> _Exercise brief_
Write every record out again exactly as given.

> _Data lines_
** Start **

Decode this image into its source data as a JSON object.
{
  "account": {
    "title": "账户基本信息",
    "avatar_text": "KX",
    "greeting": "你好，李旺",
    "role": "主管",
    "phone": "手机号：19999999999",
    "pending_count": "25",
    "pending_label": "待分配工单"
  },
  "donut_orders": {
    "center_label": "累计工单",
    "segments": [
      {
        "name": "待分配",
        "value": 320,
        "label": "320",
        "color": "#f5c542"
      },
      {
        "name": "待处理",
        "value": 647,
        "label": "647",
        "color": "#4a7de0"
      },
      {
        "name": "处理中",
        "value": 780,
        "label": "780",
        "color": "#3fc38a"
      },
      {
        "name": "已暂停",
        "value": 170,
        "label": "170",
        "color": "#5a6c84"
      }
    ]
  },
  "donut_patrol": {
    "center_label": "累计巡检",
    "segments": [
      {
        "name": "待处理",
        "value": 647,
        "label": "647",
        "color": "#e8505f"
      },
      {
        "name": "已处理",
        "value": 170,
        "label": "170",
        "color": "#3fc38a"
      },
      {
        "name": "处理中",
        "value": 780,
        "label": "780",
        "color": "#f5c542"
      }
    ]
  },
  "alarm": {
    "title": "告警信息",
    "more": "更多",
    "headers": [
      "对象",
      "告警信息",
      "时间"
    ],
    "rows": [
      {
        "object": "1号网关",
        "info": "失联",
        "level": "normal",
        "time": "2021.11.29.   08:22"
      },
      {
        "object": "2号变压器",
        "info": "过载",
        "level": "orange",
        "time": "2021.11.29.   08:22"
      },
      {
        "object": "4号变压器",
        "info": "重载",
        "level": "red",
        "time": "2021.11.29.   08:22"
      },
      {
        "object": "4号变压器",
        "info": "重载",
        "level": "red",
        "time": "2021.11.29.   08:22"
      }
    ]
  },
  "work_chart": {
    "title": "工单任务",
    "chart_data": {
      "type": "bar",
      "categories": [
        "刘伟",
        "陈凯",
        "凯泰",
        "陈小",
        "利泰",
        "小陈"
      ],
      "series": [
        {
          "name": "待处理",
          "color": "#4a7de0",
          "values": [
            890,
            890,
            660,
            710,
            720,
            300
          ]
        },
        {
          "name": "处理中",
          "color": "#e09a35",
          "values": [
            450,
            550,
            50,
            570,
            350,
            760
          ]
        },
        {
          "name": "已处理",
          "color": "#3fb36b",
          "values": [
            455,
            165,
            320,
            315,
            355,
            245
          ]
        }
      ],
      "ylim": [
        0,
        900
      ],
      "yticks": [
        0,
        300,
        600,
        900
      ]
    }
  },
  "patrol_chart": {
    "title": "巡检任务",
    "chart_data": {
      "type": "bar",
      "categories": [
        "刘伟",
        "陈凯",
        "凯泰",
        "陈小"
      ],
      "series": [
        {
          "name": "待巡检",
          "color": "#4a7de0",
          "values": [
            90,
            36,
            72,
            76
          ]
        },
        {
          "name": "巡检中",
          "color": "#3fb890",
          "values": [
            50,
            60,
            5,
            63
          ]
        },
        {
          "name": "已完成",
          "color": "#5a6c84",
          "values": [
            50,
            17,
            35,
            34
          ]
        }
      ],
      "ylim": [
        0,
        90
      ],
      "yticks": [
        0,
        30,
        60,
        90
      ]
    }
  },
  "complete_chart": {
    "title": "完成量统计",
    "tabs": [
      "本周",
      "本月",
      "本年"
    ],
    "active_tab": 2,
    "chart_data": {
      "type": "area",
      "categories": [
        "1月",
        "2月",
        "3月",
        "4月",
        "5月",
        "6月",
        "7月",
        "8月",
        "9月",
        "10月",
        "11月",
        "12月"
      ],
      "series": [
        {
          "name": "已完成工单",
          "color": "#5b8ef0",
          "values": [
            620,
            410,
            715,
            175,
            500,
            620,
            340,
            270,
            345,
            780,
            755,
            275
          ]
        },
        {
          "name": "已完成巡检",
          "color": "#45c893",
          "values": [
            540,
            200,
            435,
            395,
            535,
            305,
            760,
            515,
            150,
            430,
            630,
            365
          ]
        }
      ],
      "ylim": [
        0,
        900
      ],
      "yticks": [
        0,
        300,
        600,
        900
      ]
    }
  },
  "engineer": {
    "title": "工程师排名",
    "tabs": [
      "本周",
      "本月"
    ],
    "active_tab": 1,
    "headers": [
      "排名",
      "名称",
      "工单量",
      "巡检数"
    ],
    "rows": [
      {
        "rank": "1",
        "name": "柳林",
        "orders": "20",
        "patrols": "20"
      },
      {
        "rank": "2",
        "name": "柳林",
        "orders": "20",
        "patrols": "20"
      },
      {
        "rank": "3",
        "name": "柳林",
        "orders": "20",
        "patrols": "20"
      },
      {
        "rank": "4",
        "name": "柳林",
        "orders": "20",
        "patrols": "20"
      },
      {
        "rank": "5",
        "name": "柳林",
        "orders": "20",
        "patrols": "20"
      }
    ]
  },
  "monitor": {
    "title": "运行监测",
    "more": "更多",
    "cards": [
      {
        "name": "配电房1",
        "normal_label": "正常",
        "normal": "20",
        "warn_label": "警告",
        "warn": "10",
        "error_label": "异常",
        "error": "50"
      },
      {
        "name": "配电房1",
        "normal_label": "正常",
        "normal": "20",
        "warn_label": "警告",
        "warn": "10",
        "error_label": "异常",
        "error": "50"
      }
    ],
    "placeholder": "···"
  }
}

** End **

> _Full answer_
Decode this image into its source data as a JSON object.
{
  "account": {
    "title": "账户基本信息",
    "avatar_text": "KX",
    "greeting": "你好，李旺",
    "role": "主管",
    "phone": "手机号：19999999999",
    "pending_count": "25",
    "pending_label": "待分配工单"
  },
  "donut_orders": {
    "center_label": "累计工单",
    "segments": [
      {
        "name": "待分配",
        "value": 320,
        "label": "320",
        "color": "#f5c542"
      },
      {
        "name": "待处理",
        "value": 647,
        "label": "647",
        "color": "#4a7de0"
      },
      {
        "name": "处理中",
        "value": 780,
        "label": "780",
        "color": "#3fc38a"
      },
      {
        "name": "已暂停",
        "value": 170,
        "label": "170",
        "color": "#5a6c84"
      }
    ]
  },
  "donut_patrol": {
    "center_label": "累计巡检",
    "segments": [
      {
        "name": "待处理",
        "value": 647,
        "label": "647",
        "color": "#e8505f"
      },
      {
        "name": "已处理",
        "value": 170,
        "label": "170",
        "color": "#3fc38a"
      },
      {
        "name": "处理中",
        "value": 780,
        "label": "780",
        "color": "#f5c542"
      }
    ]
  },
  "alarm": {
    "title": "告警信息",
    "more": "更多",
    "headers": [
      "对象",
      "告警信息",
      "时间"
    ],
    "rows": [
      {
        "object": "1号网关",
        "info": "失联",
        "level": "normal",
        "time": "2021.11.29.   08:22"
      },
      {
        "object": "2号变压器",
        "info": "过载",
        "level": "orange",
        "time": "2021.11.29.   08:22"
      },
      {
        "object": "4号变压器",
        "info": "重载",
        "level": "red",
        "time": "2021.11.29.   08:22"
      },
      {
        "object": "4号变压器",
        "info": "重载",
        "level": "red",
        "time": "2021.11.29.   08:22"
      }
    ]
  },
  "work_chart": {
    "title": "工单任务",
    "chart_data": {
      "type": "bar",
      "categories": [
        "刘伟",
        "陈凯",
        "凯泰",
        "陈小",
        "利泰",
        "小陈"
      ],
      "series": [
        {
          "name": "待处理",
          "color": "#4a7de0",
          "values": [
            890,
            890,
            660,
            710,
            720,
            300
          ]
        },
        {
          "name": "处理中",
          "color": "#e09a35",
          "values": [
            450,
            550,
            50,
            570,
            350,
            760
          ]
        },
        {
          "name": "已处理",
          "color": "#3fb36b",
          "values": [
            455,
            165,
            320,
            315,
            355,
            245
          ]
        }
      ],
      "ylim": [
        0,
        900
      ],
      "yticks": [
        0,
        300,
        600,
        900
      ]
    }
  },
  "patrol_chart": {
    "title": "巡检任务",
    "chart_data": {
      "type": "bar",
      "categories": [
        "刘伟",
        "陈凯",
        "凯泰",
        "陈小"
      ],
      "series": [
        {
          "name": "待巡检",
          "color": "#4a7de0",
          "values": [
            90,
            36,
            72,
            76
          ]
        },
        {
          "name": "巡检中",
          "color": "#3fb890",
          "values": [
            50,
            60,
            5,
            63
          ]
        },
        {
          "name": "已完成",
          "color": "#5a6c84",
          "values": [
            50,
            17,
            35,
            34
          ]
        }
      ],
      "ylim": [
        0,
        90
      ],
      "yticks": [
        0,
        30,
        60,
        90
      ]
    }
  },
  "complete_chart": {
    "title": "完成量统计",
    "tabs": [
      "本周",
      "本月",
      "本年"
    ],
    "active_tab": 2,
    "chart_data": {
      "type": "area",
      "categories": [
        "1月",
        "2月",
        "3月",
        "4月",
        "5月",
        "6月",
        "7月",
        "8月",
        "9月",
        "10月",
        "11月",
        "12月"
      ],
      "series": [
        {
          "name": "已完成工单",
          "color": "#5b8ef0",
          "values": [
            620,
            410,
            715,
            175,
            500,
            620,
            340,
            270,
            345,
            780,
            755,
            275
          ]
        },
        {
          "name": "已完成巡检",
          "color": "#45c893",
          "values": [
            540,
            200,
            435,
            395,
            535,
            305,
            760,
            515,
            150,
            430,
            630,
            365
          ]
        }
      ],
      "ylim": [
        0,
        900
      ],
      "yticks": [
        0,
        300,
        600,
        900
      ]
    }
  },
  "engineer": {
    "title": "工程师排名",
    "tabs": [
      "本周",
      "本月"
    ],
    "active_tab": 1,
    "headers": [
      "排名",
      "名称",
      "工单量",
      "巡检数"
    ],
    "rows": [
      {
        "rank": "1",
        "name": "柳林",
        "orders": "20",
        "patrols": "20"
      },
      {
        "rank": "2",
        "name": "柳林",
        "orders": "20",
        "patrols": "20"
      },
      {
        "rank": "3",
        "name": "柳林",
        "orders": "20",
        "patrols": "20"
      },
      {
        "rank": "4",
        "name": "柳林",
        "orders": "20",
        "patrols": "20"
      },
      {
        "rank": "5",
        "name": "柳林",
        "orders": "20",
        "patrols": "20"
      }
    ]
  },
  "monitor": {
    "title": "运行监测",
    "more": "更多",
    "cards": [
      {
        "name": "配电房1",
        "normal_label": "正常",
        "normal": "20",
        "warn_label": "警告",
        "warn": "10",
        "error_label": "异常",
        "error": "50"
      },
      {
        "name": "配电房1",
        "normal_label": "正常",
        "normal": "20",
        "warn_label": "警告",
        "warn": "10",
        "error_label": "异常",
        "error": "50"
      }
    ],
    "placeholder": "···"
  }
}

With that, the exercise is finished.